(Data entries)
= = =
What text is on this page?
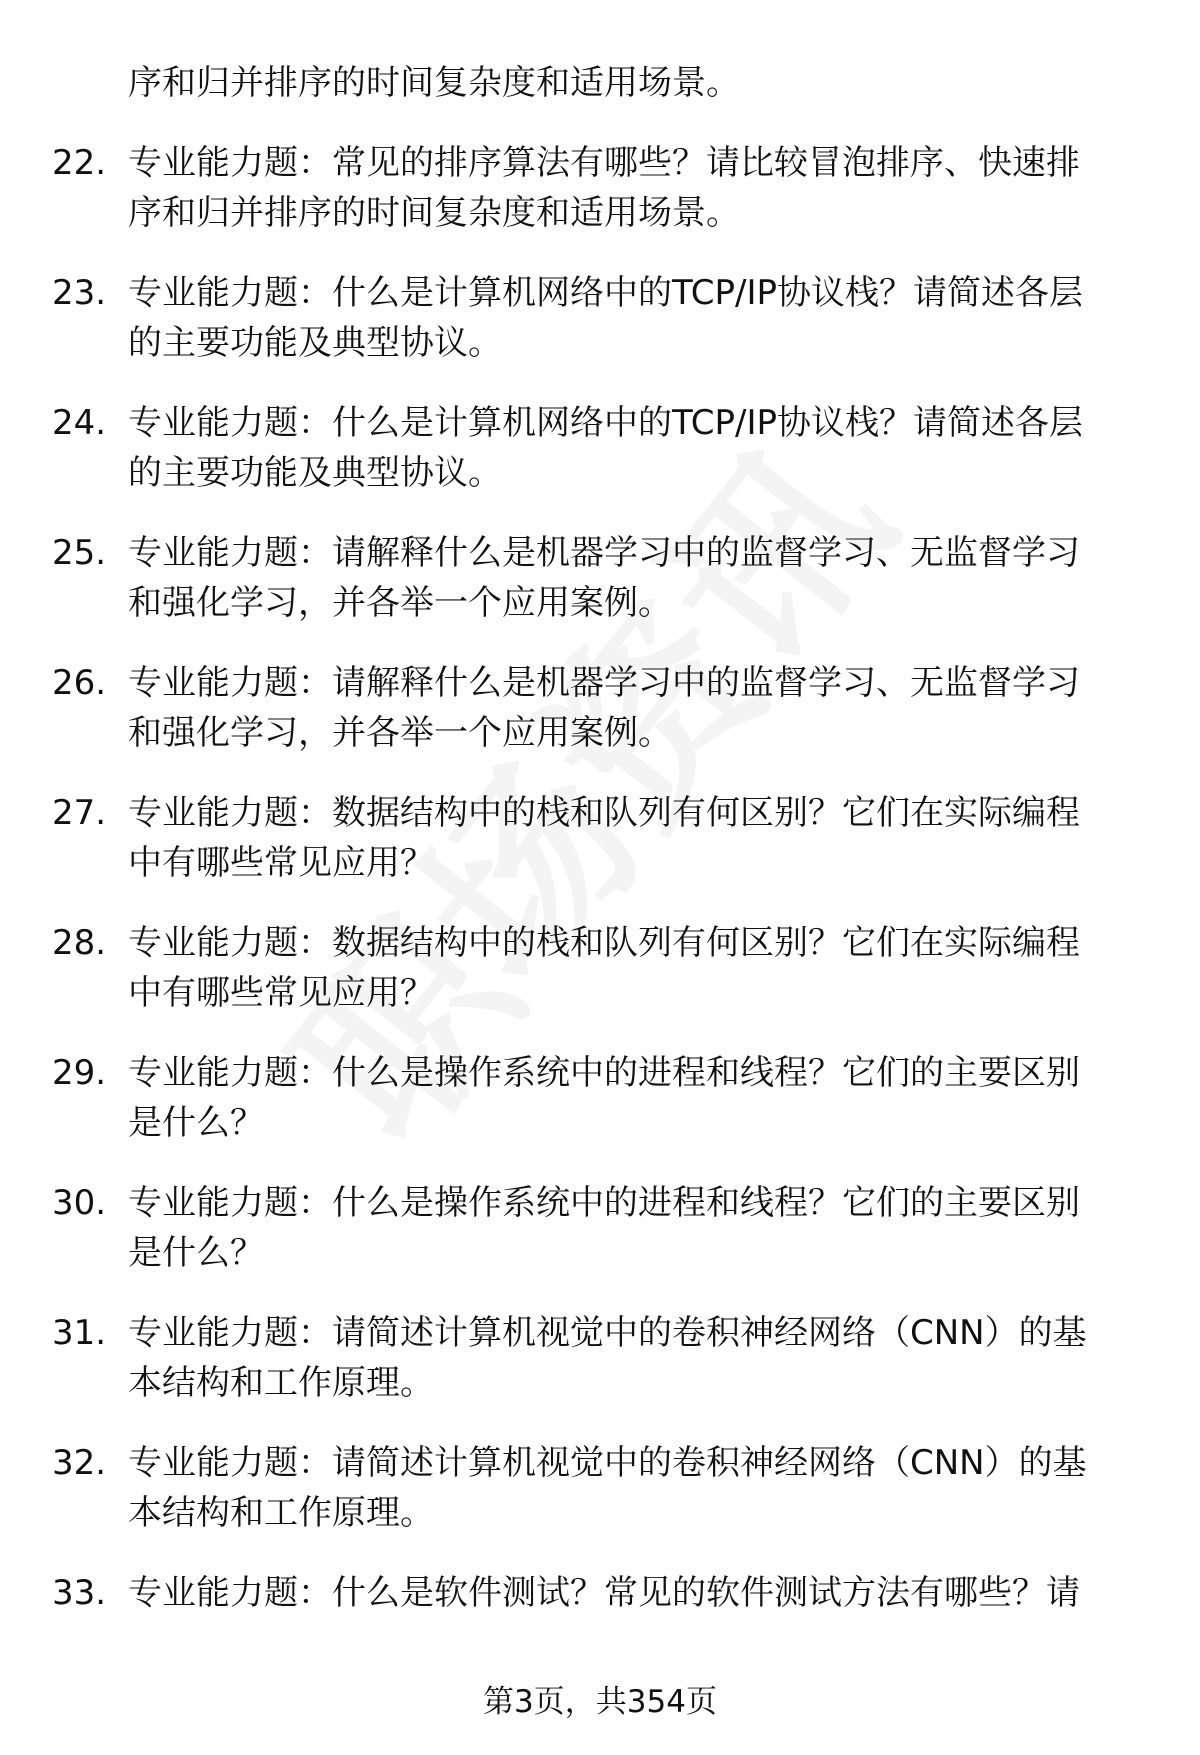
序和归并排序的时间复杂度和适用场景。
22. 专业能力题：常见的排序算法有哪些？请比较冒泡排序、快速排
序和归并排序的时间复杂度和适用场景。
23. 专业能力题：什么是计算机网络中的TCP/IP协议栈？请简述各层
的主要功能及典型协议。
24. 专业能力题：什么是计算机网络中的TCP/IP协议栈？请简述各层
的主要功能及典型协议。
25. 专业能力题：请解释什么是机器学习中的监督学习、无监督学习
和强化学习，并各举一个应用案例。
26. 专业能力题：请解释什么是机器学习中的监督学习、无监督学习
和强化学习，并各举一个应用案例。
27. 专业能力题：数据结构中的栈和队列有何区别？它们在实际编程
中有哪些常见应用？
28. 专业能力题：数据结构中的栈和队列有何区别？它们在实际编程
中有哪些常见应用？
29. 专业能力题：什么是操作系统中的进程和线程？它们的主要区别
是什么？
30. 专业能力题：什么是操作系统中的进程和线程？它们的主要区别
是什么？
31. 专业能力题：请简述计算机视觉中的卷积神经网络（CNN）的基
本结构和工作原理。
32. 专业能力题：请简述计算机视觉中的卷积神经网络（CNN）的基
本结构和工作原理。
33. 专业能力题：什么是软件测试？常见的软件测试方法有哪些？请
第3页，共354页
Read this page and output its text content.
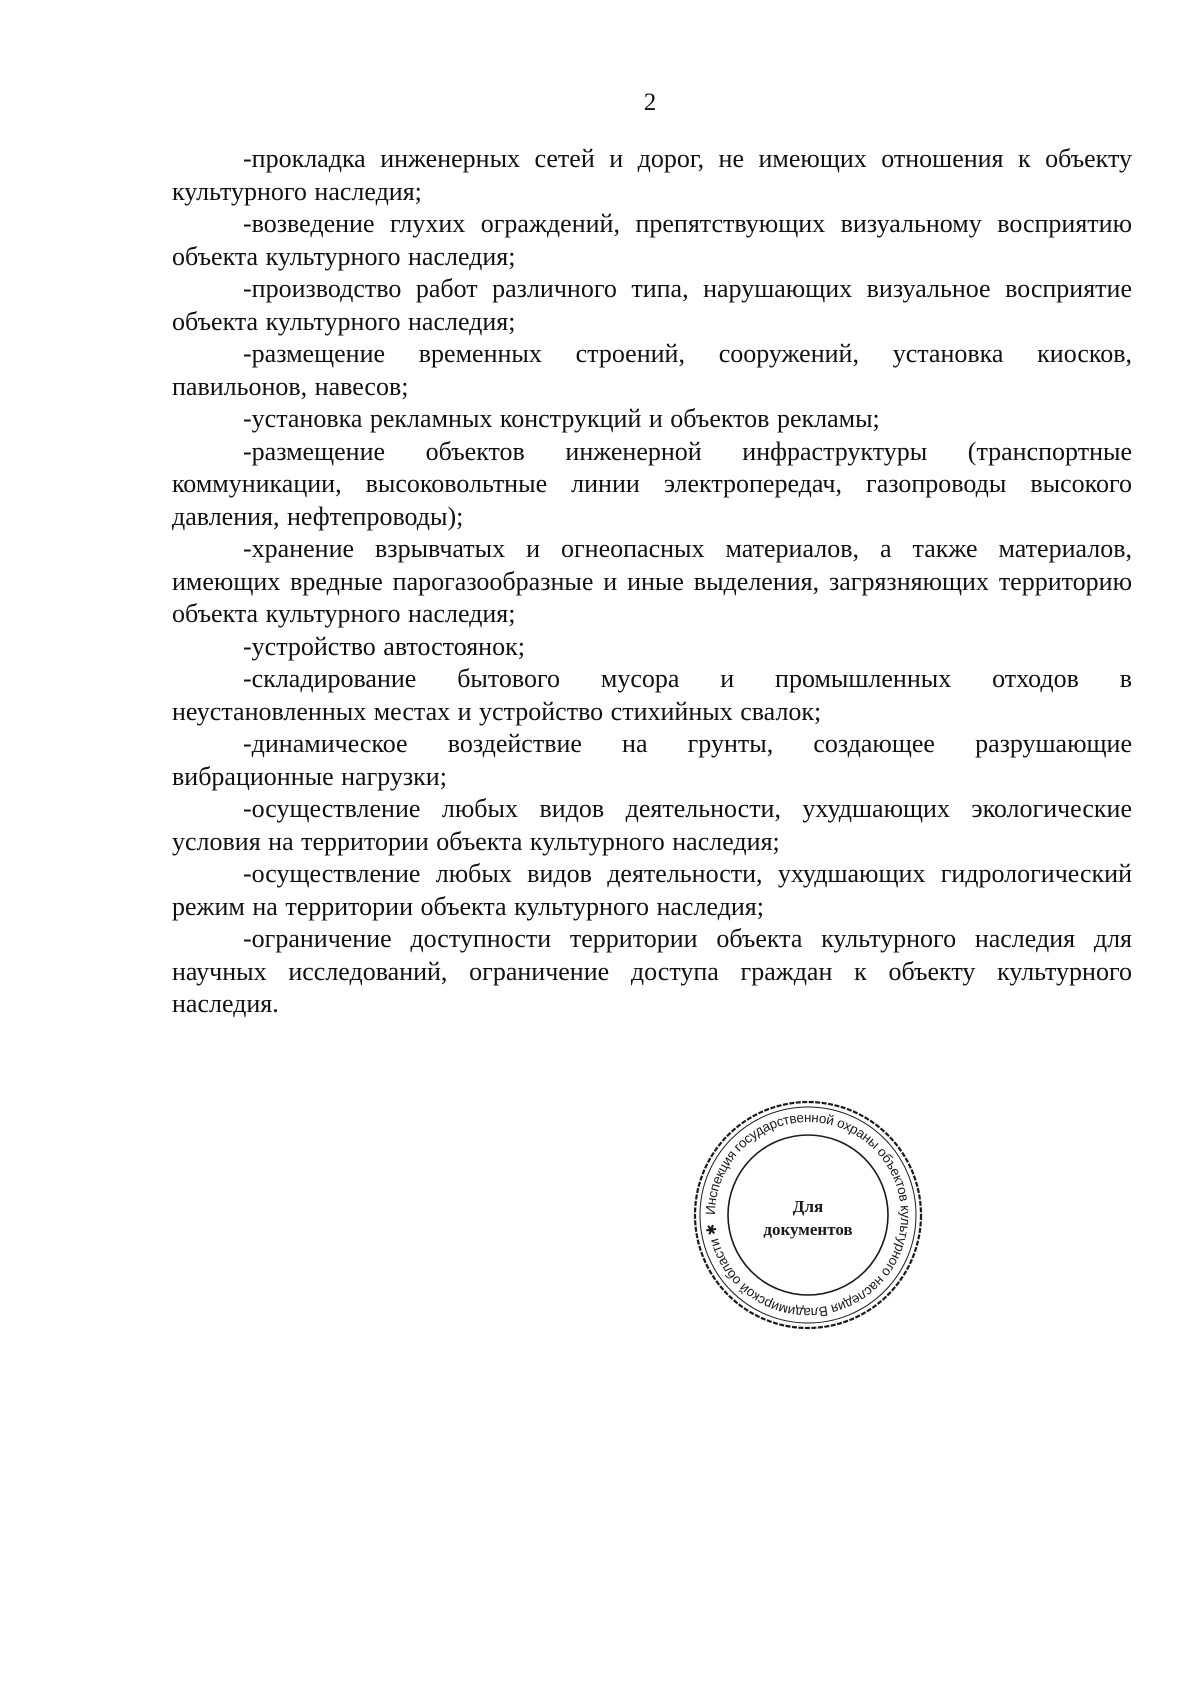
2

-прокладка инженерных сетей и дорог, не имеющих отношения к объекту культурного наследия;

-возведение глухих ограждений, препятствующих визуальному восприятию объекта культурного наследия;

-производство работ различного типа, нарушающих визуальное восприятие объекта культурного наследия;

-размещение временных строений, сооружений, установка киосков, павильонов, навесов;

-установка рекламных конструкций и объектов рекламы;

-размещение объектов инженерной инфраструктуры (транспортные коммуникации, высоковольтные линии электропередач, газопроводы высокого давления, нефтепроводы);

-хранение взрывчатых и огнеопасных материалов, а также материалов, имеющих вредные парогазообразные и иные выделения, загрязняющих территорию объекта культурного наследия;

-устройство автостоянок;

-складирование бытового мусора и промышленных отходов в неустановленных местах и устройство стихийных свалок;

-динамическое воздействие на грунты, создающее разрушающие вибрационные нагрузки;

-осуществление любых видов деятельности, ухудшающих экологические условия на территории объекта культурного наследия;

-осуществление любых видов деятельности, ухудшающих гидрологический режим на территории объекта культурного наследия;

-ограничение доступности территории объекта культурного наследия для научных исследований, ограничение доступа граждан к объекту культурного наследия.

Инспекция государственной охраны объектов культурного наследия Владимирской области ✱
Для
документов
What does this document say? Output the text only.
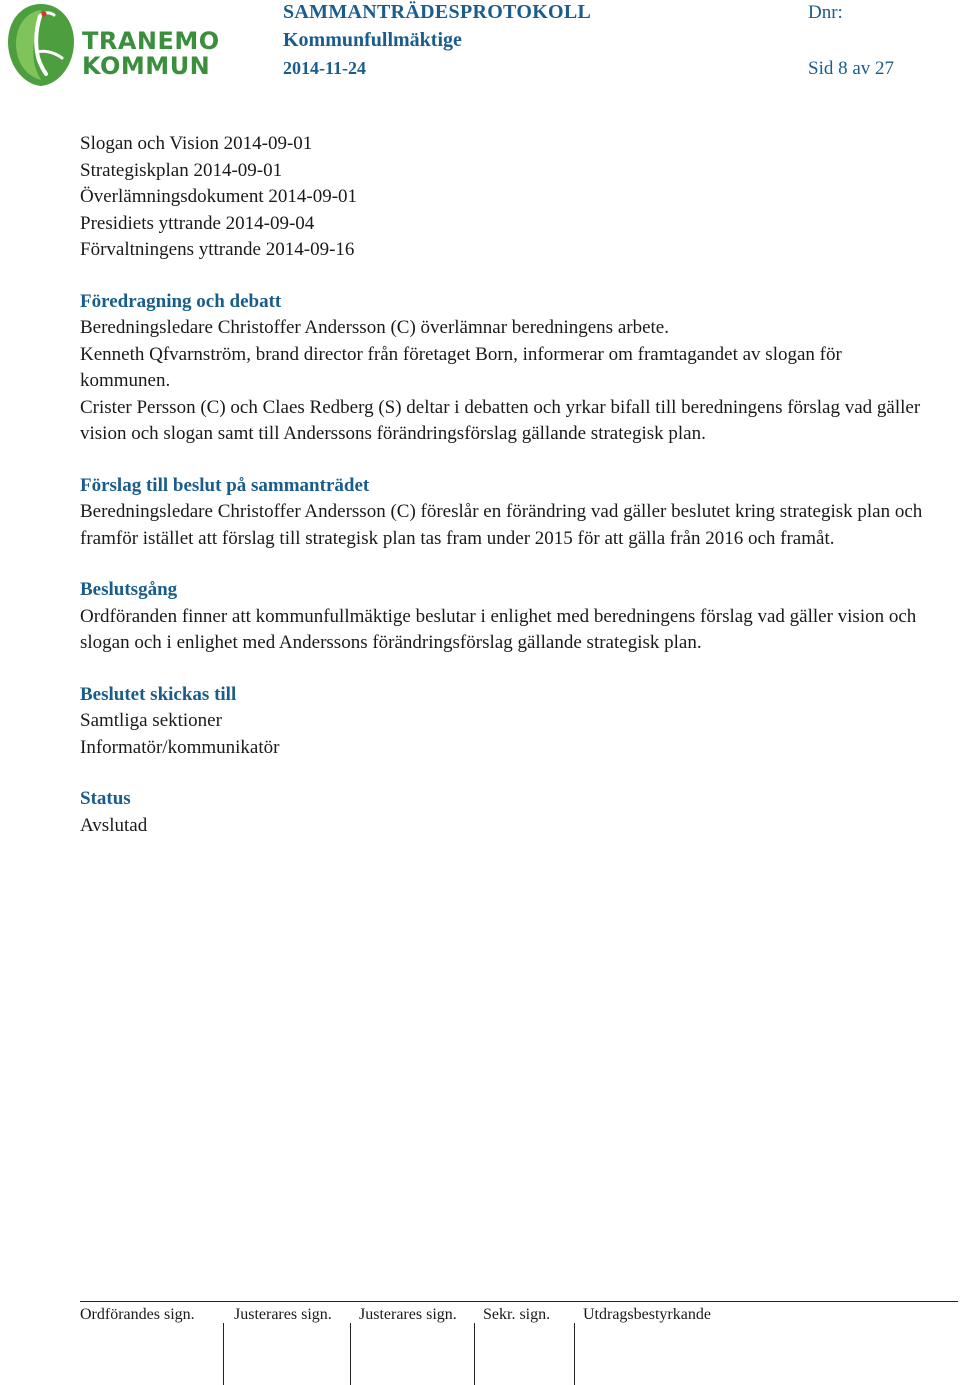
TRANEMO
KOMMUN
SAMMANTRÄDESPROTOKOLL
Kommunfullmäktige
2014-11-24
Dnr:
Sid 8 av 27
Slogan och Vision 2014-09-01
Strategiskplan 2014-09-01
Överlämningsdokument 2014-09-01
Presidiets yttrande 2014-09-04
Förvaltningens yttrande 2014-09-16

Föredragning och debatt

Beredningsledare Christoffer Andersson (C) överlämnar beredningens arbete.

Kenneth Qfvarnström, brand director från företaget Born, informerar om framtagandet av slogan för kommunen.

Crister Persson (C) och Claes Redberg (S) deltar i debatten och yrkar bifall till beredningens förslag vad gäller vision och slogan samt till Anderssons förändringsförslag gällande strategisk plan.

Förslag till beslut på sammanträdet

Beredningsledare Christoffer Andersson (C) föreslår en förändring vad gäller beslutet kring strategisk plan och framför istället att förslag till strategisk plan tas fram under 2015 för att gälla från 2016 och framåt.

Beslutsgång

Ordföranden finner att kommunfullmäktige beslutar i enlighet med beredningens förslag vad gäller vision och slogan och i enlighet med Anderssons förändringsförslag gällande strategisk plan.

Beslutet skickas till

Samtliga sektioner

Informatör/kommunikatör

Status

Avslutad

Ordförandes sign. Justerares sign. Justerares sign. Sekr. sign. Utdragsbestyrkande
= = =
> [JOB]: Determine the count of lines in the data above with the string "ухудшающих" in them, and give that count alone.

> [WRITTEN SOLUTION]: 2